[Set problem]:
Set the listing down again exactly, please, apart from its pictures.

[Data excerpts]:
# # # # #
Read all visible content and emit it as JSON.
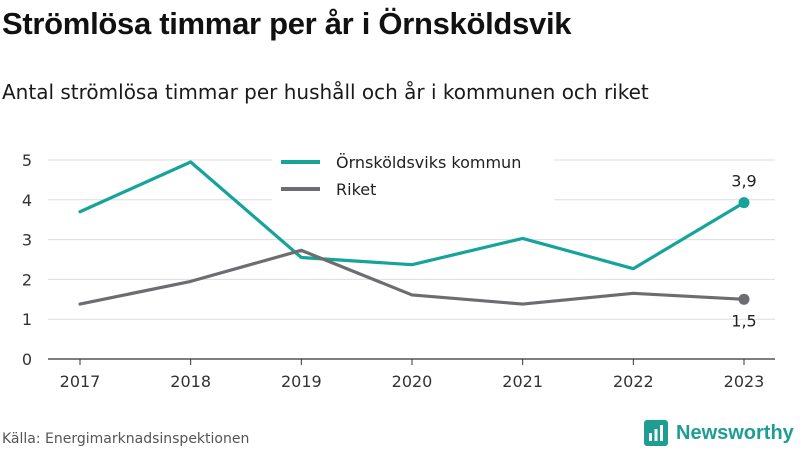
{
  "title": "Strömlösa timmar per år i Örnsköldsvik",
  "subtitle": "Antal strömlösa timmar per hushåll och år i kommunen och riket",
  "source": "Källa: Energimarknadsinspektionen",
  "brand": {
    "name": "Newsworthy",
    "color": "#1e9e93"
  },
  "chart_data": {
    "type": "line",
    "x": [
      "2017",
      "2018",
      "2019",
      "2020",
      "2021",
      "2022",
      "2023"
    ],
    "ylim": [
      0,
      5
    ],
    "yticks": [
      "0",
      "1",
      "2",
      "3",
      "4",
      "5"
    ],
    "grid": true,
    "legend_position": "top-center",
    "series": [
      {
        "name": "Örnsköldsviks kommun",
        "color": "#15a39a",
        "values": [
          3.7,
          4.95,
          2.55,
          2.37,
          3.03,
          2.27,
          3.93
        ],
        "end_label": "3,9"
      },
      {
        "name": "Riket",
        "color": "#6e6c70",
        "values": [
          1.38,
          1.95,
          2.73,
          1.61,
          1.38,
          1.65,
          1.5
        ],
        "end_label": "1,5"
      }
    ]
  }
}
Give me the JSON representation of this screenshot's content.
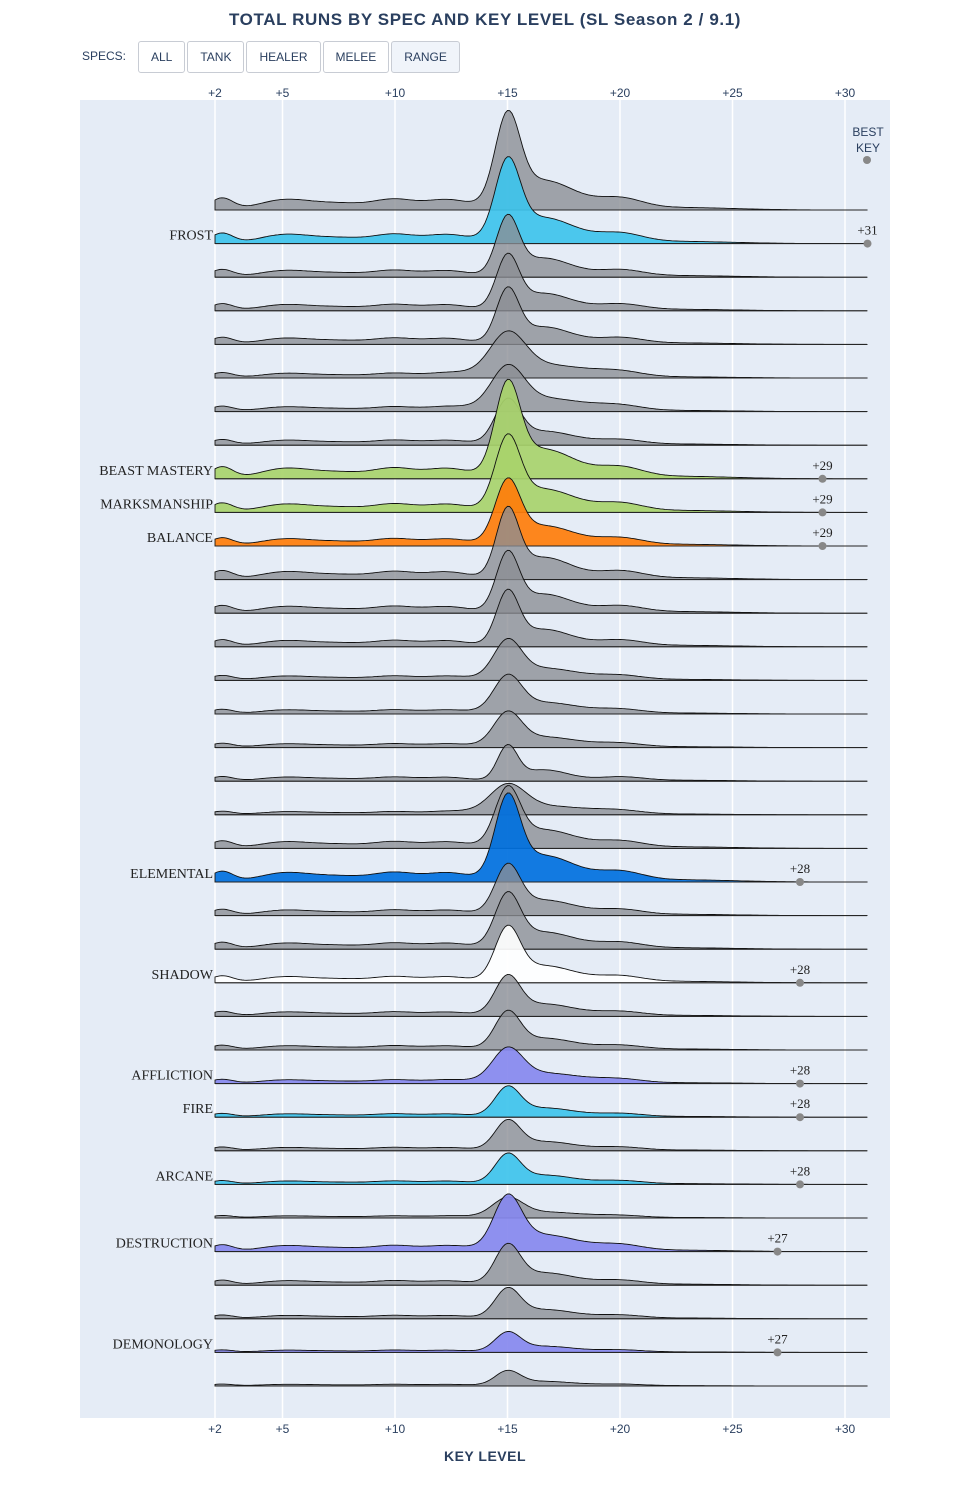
{
  "title": "TOTAL RUNS BY SPEC AND KEY LEVEL (SL Season 2 / 9.1)",
  "filters": {
    "label": "SPECS:",
    "buttons": [
      {
        "label": "ALL",
        "active": false
      },
      {
        "label": "TANK",
        "active": false
      },
      {
        "label": "HEALER",
        "active": false
      },
      {
        "label": "MELEE",
        "active": false
      },
      {
        "label": "RANGE",
        "active": true
      }
    ]
  },
  "chart_data": {
    "type": "ridgeline",
    "xlabel": "KEY LEVEL",
    "xlim": [
      2,
      31
    ],
    "xticks": [
      2,
      5,
      10,
      15,
      20,
      25,
      30
    ],
    "xtick_labels": [
      "+2",
      "+5",
      "+10",
      "+15",
      "+20",
      "+25",
      "+30"
    ],
    "best_key_header": [
      "BEST",
      "KEY"
    ],
    "colors": {
      "gray": "#8a8d93",
      "frost": "#3ec3ec",
      "hunter": "#a8d26b",
      "balance": "#ff7d0a",
      "elemental": "#0070de",
      "shadow": "#ffffff",
      "warlock": "#8788ee",
      "mage": "#3ec3ec",
      "background": "#e5ecf6"
    },
    "series": [
      {
        "name": "",
        "color": "gray",
        "peak": 0.95,
        "spread": 1.0
      },
      {
        "name": "FROST",
        "color": "frost",
        "peak": 0.83,
        "spread": 1.0,
        "best": 31,
        "best_label": "+31"
      },
      {
        "name": "",
        "color": "gray",
        "peak": 0.6,
        "spread": 0.9
      },
      {
        "name": "",
        "color": "gray",
        "peak": 0.55,
        "spread": 0.9
      },
      {
        "name": "",
        "color": "gray",
        "peak": 0.55,
        "spread": 0.9
      },
      {
        "name": "",
        "color": "gray",
        "peak": 0.45,
        "spread": 1.4
      },
      {
        "name": "",
        "color": "gray",
        "peak": 0.45,
        "spread": 1.3
      },
      {
        "name": "",
        "color": "gray",
        "peak": 0.45,
        "spread": 1.0
      },
      {
        "name": "BEAST MASTERY",
        "color": "hunter",
        "peak": 0.95,
        "spread": 1.0,
        "best": 29,
        "best_label": "+29"
      },
      {
        "name": "MARKSMANSHIP",
        "color": "hunter",
        "peak": 0.75,
        "spread": 1.0,
        "best": 29,
        "best_label": "+29"
      },
      {
        "name": "BALANCE",
        "color": "balance",
        "peak": 0.65,
        "spread": 1.0,
        "best": 29,
        "best_label": "+29"
      },
      {
        "name": "",
        "color": "gray",
        "peak": 0.7,
        "spread": 0.9
      },
      {
        "name": "",
        "color": "gray",
        "peak": 0.6,
        "spread": 0.9
      },
      {
        "name": "",
        "color": "gray",
        "peak": 0.55,
        "spread": 0.9
      },
      {
        "name": "",
        "color": "gray",
        "peak": 0.4,
        "spread": 1.1
      },
      {
        "name": "",
        "color": "gray",
        "peak": 0.38,
        "spread": 1.1
      },
      {
        "name": "",
        "color": "gray",
        "peak": 0.35,
        "spread": 1.1
      },
      {
        "name": "",
        "color": "gray",
        "peak": 0.35,
        "spread": 0.8
      },
      {
        "name": "",
        "color": "gray",
        "peak": 0.3,
        "spread": 1.4
      },
      {
        "name": "",
        "color": "gray",
        "peak": 0.6,
        "spread": 1.0
      },
      {
        "name": "ELEMENTAL",
        "color": "elemental",
        "peak": 0.85,
        "spread": 1.0,
        "best": 28,
        "best_label": "+28"
      },
      {
        "name": "",
        "color": "gray",
        "peak": 0.5,
        "spread": 1.0
      },
      {
        "name": "",
        "color": "gray",
        "peak": 0.55,
        "spread": 1.0
      },
      {
        "name": "SHADOW",
        "color": "shadow",
        "peak": 0.55,
        "spread": 1.0,
        "best": 28,
        "best_label": "+28"
      },
      {
        "name": "",
        "color": "gray",
        "peak": 0.4,
        "spread": 1.0
      },
      {
        "name": "",
        "color": "gray",
        "peak": 0.38,
        "spread": 1.0
      },
      {
        "name": "AFFLICTION",
        "color": "warlock",
        "peak": 0.35,
        "spread": 1.2,
        "best": 28,
        "best_label": "+28"
      },
      {
        "name": "FIRE",
        "color": "mage",
        "peak": 0.3,
        "spread": 1.0,
        "best": 28,
        "best_label": "+28"
      },
      {
        "name": "",
        "color": "gray",
        "peak": 0.3,
        "spread": 1.0
      },
      {
        "name": "ARCANE",
        "color": "mage",
        "peak": 0.3,
        "spread": 1.0,
        "best": 28,
        "best_label": "+28"
      },
      {
        "name": "",
        "color": "gray",
        "peak": 0.2,
        "spread": 1.2
      },
      {
        "name": "DESTRUCTION",
        "color": "warlock",
        "peak": 0.55,
        "spread": 1.1,
        "best": 27,
        "best_label": "+27"
      },
      {
        "name": "",
        "color": "gray",
        "peak": 0.4,
        "spread": 1.0
      },
      {
        "name": "",
        "color": "gray",
        "peak": 0.3,
        "spread": 1.0
      },
      {
        "name": "DEMONOLOGY",
        "color": "warlock",
        "peak": 0.2,
        "spread": 1.0,
        "best": 27,
        "best_label": "+27"
      },
      {
        "name": "",
        "color": "gray",
        "peak": 0.15,
        "spread": 1.0
      }
    ]
  }
}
# # # # #
[Complete answer]:
Read all visible content and emit it as JSON.
{
  "title": "Strömlösa timmar per år i Örnsköldsvik",
  "subtitle": "Antal strömlösa timmar per hushåll och år i kommunen och riket",
  "source": "Källa: Energimarknadsinspektionen",
  "brand": {
    "name": "Newsworthy",
    "color": "#1e9e93"
  },
  "chart_data": {
    "type": "line",
    "x": [
      "2017",
      "2018",
      "2019",
      "2020",
      "2021",
      "2022",
      "2023"
    ],
    "ylim": [
      0,
      5
    ],
    "yticks": [
      "0",
      "1",
      "2",
      "3",
      "4",
      "5"
    ],
    "grid": true,
    "legend_position": "top-center",
    "series": [
      {
        "name": "Örnsköldsviks kommun",
        "color": "#15a39a",
        "values": [
          3.7,
          4.95,
          2.55,
          2.37,
          3.03,
          2.27,
          3.93
        ],
        "end_label": "3,9"
      },
      {
        "name": "Riket",
        "color": "#6e6c70",
        "values": [
          1.38,
          1.95,
          2.73,
          1.61,
          1.38,
          1.65,
          1.5
        ],
        "end_label": "1,5"
      }
    ]
  }
}
Give me the JSON representation of this screenshot's content.
{
  "title": "TOTAL RUNS BY SPEC AND KEY LEVEL (SL Season 2 / 9.1)",
  "filters": {
    "label": "SPECS:",
    "buttons": [
      {
        "label": "ALL",
        "active": false
      },
      {
        "label": "TANK",
        "active": false
      },
      {
        "label": "HEALER",
        "active": false
      },
      {
        "label": "MELEE",
        "active": false
      },
      {
        "label": "RANGE",
        "active": true
      }
    ]
  },
  "chart_data": {
    "type": "ridgeline",
    "xlabel": "KEY LEVEL",
    "xlim": [
      2,
      31
    ],
    "xticks": [
      2,
      5,
      10,
      15,
      20,
      25,
      30
    ],
    "xtick_labels": [
      "+2",
      "+5",
      "+10",
      "+15",
      "+20",
      "+25",
      "+30"
    ],
    "best_key_header": [
      "BEST",
      "KEY"
    ],
    "colors": {
      "gray": "#8a8d93",
      "frost": "#3ec3ec",
      "hunter": "#a8d26b",
      "balance": "#ff7d0a",
      "elemental": "#0070de",
      "shadow": "#ffffff",
      "warlock": "#8788ee",
      "mage": "#3ec3ec",
      "background": "#e5ecf6"
    },
    "series": [
      {
        "name": "",
        "color": "gray",
        "peak": 0.95,
        "spread": 1.0
      },
      {
        "name": "FROST",
        "color": "frost",
        "peak": 0.83,
        "spread": 1.0,
        "best": 31,
        "best_label": "+31"
      },
      {
        "name": "",
        "color": "gray",
        "peak": 0.6,
        "spread": 0.9
      },
      {
        "name": "",
        "color": "gray",
        "peak": 0.55,
        "spread": 0.9
      },
      {
        "name": "",
        "color": "gray",
        "peak": 0.55,
        "spread": 0.9
      },
      {
        "name": "",
        "color": "gray",
        "peak": 0.45,
        "spread": 1.4
      },
      {
        "name": "",
        "color": "gray",
        "peak": 0.45,
        "spread": 1.3
      },
      {
        "name": "",
        "color": "gray",
        "peak": 0.45,
        "spread": 1.0
      },
      {
        "name": "BEAST MASTERY",
        "color": "hunter",
        "peak": 0.95,
        "spread": 1.0,
        "best": 29,
        "best_label": "+29"
      },
      {
        "name": "MARKSMANSHIP",
        "color": "hunter",
        "peak": 0.75,
        "spread": 1.0,
        "best": 29,
        "best_label": "+29"
      },
      {
        "name": "BALANCE",
        "color": "balance",
        "peak": 0.65,
        "spread": 1.0,
        "best": 29,
        "best_label": "+29"
      },
      {
        "name": "",
        "color": "gray",
        "peak": 0.7,
        "spread": 0.9
      },
      {
        "name": "",
        "color": "gray",
        "peak": 0.6,
        "spread": 0.9
      },
      {
        "name": "",
        "color": "gray",
        "peak": 0.55,
        "spread": 0.9
      },
      {
        "name": "",
        "color": "gray",
        "peak": 0.4,
        "spread": 1.1
      },
      {
        "name": "",
        "color": "gray",
        "peak": 0.38,
        "spread": 1.1
      },
      {
        "name": "",
        "color": "gray",
        "peak": 0.35,
        "spread": 1.1
      },
      {
        "name": "",
        "color": "gray",
        "peak": 0.35,
        "spread": 0.8
      },
      {
        "name": "",
        "color": "gray",
        "peak": 0.3,
        "spread": 1.4
      },
      {
        "name": "",
        "color": "gray",
        "peak": 0.6,
        "spread": 1.0
      },
      {
        "name": "ELEMENTAL",
        "color": "elemental",
        "peak": 0.85,
        "spread": 1.0,
        "best": 28,
        "best_label": "+28"
      },
      {
        "name": "",
        "color": "gray",
        "peak": 0.5,
        "spread": 1.0
      },
      {
        "name": "",
        "color": "gray",
        "peak": 0.55,
        "spread": 1.0
      },
      {
        "name": "SHADOW",
        "color": "shadow",
        "peak": 0.55,
        "spread": 1.0,
        "best": 28,
        "best_label": "+28"
      },
      {
        "name": "",
        "color": "gray",
        "peak": 0.4,
        "spread": 1.0
      },
      {
        "name": "",
        "color": "gray",
        "peak": 0.38,
        "spread": 1.0
      },
      {
        "name": "AFFLICTION",
        "color": "warlock",
        "peak": 0.35,
        "spread": 1.2,
        "best": 28,
        "best_label": "+28"
      },
      {
        "name": "FIRE",
        "color": "mage",
        "peak": 0.3,
        "spread": 1.0,
        "best": 28,
        "best_label": "+28"
      },
      {
        "name": "",
        "color": "gray",
        "peak": 0.3,
        "spread": 1.0
      },
      {
        "name": "ARCANE",
        "color": "mage",
        "peak": 0.3,
        "spread": 1.0,
        "best": 28,
        "best_label": "+28"
      },
      {
        "name": "",
        "color": "gray",
        "peak": 0.2,
        "spread": 1.2
      },
      {
        "name": "DESTRUCTION",
        "color": "warlock",
        "peak": 0.55,
        "spread": 1.1,
        "best": 27,
        "best_label": "+27"
      },
      {
        "name": "",
        "color": "gray",
        "peak": 0.4,
        "spread": 1.0
      },
      {
        "name": "",
        "color": "gray",
        "peak": 0.3,
        "spread": 1.0
      },
      {
        "name": "DEMONOLOGY",
        "color": "warlock",
        "peak": 0.2,
        "spread": 1.0,
        "best": 27,
        "best_label": "+27"
      },
      {
        "name": "",
        "color": "gray",
        "peak": 0.15,
        "spread": 1.0
      }
    ]
  }
}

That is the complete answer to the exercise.